── PROVIDED TEXT ──
Django 2.0 came out a couple of weeks ago. It now supports "conditional aggregation" which is SQL standard I didn't even know about.
Before
So I have a Django app which has an endpoint that generates some human-friendly stats about the number of uploads (and their total size) in various different time intervals.
First of all, this is how it set up the time intervals:
today = timezone.now()
start_today = today.replace(hour=0, minute=0, second=0)
start_yesterday = start_today - datetime.timedelta(days=1)
start_this_month = today.replace(day=1)
start_this_year = start_this_month.replace(month=1)
And then, for each of these, there's a little function that returns a dict for each time interval:
def count_and_size(qs, start, end):
sub_qs = qs.filter(created_at__gte=start, created_at__lt=end)
return {
'count': sub_qs.count(),
'total_size': sub_qs.aggregate(size=Sum('size'))['size'],
}
numbers['uploads'] = {
'today': count_and_size(upload_qs, start_today, today),
'yesterday': count_and_size(upload_qs, start_yesterday, start_today),
'this_month': count_and_size(upload_qs, start_this_month, today),
'this_year': count_and_size(upload_qs, start_this_year, today),
}
What you get is exactly 2 x 4 = 8 queries. One COUNT
and one SUM
for each time interval. E.g.
SELECT SUM("upload_upload"."size") AS "size" FROM "upload_upload" WHERE ("upload_upload"."created_at" >= ... SELECT COUNT(*) AS "__count" FROM "upload_upload" WHERE ("upload_upload"."created_at" >= ... ...6 more queries...
───
TASKS TO PERFORM —
• A. Reproduce the passage of the Django aggregation post between "start_today = today.replace(hour=0, minute=0, second=0)" and "sub_qs = qs.filter(created_at__gte=start, created_at__lt=end)", inclusive.
• B. Which keys does the Django aggregation post's code assign inside the dictionary stored at numbers['uploads']?
• C. Extend the Django aggregation post, starting after its final line.
── PROVIDED INFORMATION ──
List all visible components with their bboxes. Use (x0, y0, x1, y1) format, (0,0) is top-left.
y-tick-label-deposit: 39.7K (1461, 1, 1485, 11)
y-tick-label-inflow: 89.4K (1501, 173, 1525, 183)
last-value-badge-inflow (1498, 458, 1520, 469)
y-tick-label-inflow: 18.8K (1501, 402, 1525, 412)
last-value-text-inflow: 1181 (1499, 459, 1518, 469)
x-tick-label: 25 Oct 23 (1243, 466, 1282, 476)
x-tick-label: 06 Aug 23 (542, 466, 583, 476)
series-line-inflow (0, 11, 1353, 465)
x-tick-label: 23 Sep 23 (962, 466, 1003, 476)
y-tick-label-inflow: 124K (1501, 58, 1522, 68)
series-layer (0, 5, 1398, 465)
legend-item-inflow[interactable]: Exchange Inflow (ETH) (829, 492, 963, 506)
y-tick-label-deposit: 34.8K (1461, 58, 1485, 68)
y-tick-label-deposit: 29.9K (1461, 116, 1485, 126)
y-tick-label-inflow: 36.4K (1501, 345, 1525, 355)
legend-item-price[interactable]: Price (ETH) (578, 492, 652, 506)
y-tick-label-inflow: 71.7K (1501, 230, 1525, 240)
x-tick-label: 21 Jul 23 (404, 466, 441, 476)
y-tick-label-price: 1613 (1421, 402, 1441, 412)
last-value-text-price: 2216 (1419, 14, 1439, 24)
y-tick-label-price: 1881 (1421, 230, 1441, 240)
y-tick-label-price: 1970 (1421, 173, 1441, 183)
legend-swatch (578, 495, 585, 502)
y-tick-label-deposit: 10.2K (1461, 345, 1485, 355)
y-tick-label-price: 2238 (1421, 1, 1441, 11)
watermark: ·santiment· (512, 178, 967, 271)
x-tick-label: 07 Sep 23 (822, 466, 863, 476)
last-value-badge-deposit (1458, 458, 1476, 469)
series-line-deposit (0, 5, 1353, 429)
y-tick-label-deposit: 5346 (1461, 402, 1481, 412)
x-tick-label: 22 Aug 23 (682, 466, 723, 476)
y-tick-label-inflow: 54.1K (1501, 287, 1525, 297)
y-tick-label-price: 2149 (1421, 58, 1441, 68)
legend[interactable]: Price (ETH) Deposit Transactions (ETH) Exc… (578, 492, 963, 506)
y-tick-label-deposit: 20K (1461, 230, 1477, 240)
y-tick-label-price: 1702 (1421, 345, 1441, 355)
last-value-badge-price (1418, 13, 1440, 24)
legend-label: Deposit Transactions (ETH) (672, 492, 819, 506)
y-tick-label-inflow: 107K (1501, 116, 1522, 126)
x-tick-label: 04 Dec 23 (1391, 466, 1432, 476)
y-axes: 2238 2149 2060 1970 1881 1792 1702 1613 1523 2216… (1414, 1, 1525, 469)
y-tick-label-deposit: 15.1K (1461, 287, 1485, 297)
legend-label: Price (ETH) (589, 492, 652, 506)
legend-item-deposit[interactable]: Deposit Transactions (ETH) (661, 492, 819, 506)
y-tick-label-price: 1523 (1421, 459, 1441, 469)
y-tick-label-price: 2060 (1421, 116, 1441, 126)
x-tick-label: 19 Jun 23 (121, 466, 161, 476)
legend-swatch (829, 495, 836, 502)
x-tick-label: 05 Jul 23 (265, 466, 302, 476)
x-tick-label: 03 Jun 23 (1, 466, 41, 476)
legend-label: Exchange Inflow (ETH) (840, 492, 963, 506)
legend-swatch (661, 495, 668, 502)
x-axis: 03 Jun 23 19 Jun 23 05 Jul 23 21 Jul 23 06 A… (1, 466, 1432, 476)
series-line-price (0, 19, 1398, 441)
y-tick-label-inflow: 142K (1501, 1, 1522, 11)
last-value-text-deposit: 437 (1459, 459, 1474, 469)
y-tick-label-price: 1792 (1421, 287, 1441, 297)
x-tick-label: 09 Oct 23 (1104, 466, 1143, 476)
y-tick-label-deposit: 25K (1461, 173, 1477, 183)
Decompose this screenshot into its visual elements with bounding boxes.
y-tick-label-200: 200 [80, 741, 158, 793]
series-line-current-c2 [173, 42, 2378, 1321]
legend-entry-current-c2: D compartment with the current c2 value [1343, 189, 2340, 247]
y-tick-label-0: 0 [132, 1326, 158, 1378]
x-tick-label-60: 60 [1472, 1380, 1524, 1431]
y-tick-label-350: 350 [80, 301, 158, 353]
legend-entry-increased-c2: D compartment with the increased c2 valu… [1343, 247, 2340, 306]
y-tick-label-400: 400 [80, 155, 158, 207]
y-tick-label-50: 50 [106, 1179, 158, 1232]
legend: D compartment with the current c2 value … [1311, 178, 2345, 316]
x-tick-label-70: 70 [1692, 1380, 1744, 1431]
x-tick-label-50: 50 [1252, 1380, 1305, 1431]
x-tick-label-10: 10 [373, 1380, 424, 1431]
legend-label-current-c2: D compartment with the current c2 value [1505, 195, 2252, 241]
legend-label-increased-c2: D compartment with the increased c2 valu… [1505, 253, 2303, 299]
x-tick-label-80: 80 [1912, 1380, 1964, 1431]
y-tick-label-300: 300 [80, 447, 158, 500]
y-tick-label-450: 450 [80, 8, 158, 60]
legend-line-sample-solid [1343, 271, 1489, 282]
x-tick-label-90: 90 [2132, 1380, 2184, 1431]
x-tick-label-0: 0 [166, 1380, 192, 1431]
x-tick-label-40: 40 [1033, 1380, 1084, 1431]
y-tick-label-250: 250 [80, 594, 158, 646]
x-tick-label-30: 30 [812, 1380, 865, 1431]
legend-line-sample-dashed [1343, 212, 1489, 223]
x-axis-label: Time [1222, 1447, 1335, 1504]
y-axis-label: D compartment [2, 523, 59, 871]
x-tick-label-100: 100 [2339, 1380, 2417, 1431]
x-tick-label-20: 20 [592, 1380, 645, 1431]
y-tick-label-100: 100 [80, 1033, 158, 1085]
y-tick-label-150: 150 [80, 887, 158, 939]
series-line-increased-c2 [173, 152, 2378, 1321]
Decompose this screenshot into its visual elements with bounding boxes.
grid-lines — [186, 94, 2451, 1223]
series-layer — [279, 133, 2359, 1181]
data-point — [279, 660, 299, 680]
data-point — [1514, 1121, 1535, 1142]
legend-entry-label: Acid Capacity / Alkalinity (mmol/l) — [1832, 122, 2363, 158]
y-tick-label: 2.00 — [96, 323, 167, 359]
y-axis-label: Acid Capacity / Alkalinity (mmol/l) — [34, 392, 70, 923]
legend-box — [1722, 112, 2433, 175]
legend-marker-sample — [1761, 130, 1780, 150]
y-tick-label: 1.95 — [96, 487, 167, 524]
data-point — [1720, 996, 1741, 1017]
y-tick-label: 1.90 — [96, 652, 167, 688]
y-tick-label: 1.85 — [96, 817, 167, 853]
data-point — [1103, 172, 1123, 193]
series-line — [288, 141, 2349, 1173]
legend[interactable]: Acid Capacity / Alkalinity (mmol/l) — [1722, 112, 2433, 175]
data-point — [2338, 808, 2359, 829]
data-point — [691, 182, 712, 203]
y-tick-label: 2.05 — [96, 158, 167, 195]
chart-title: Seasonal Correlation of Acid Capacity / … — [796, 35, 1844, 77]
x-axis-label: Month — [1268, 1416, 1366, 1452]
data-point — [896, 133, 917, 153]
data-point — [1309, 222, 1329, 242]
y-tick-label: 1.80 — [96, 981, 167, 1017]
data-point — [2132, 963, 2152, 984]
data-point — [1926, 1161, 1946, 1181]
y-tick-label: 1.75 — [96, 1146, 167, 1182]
───
ANSWERS TO THE TASKS —
• A.
start_today = today.replace(hour=0, minute=0, second=0)
start_yesterday = start_today - datetime.timedelta(days=1)
start_this_month = today.replace(day=1)
start_this_year = start_this_month.replace(month=1)
And then, for each of these, there's a little function that returns a dict for each time interval:
def count_and_size(qs, start, end):
sub_qs = qs.filter(created_at__gte=start, created_at__lt=end)

• B.
'today'
'yesterday'
'this_month'
'this_year'

• C.
Middle
Oops. I think this code comes from a slightly rushed job. We can do the COUNT
and the SUM
at the same time for each query.
# New, improved count_and_size() function!
def count_and_size(qs, start, end):
sub_qs = qs.filter(created_at__gte=start, created_at__lt=end)
return sub_qs.aggregate(
count=Count('id'),
total_size=Sum('size'),
)
numbers['uploads'] = {
'today': count_and_size(upload_qs, start_today, today),
'yesterday': count_and_size(upload_qs, start_yesterday, start_today),
'this_month': count_and_size(upload_qs, start_this_month, today),
'this_year': count_and_size(upload_qs, start_this_year, today),
}
Much better, now there's only one query per time bucket. So 4 queries in total. E.g.
SELECT COUNT("upload_upload"."id") AS "count", SUM("upload_upload"."size") AS "total_size" FROM "upload_upload" WHERE ("upload_upload"."created_at" >= ... ...3 more queries...
After
But we can do better than that! Instead, we use conditional aggregation. The syntax gets a bit hairy because there's so many keyword arguments, but I hope I've indented it nicely so it's easy to see how it works:
def make_q(start, end):
return Q(created_at__gte=start, created_at__lt=end)
q_today = make_q(start_today, today)
q_yesterday = make_q(start_yesterday, start_today)
q_this_month = make_q(start_this_month, today)
q_this_year = make_q(start_this_year, today)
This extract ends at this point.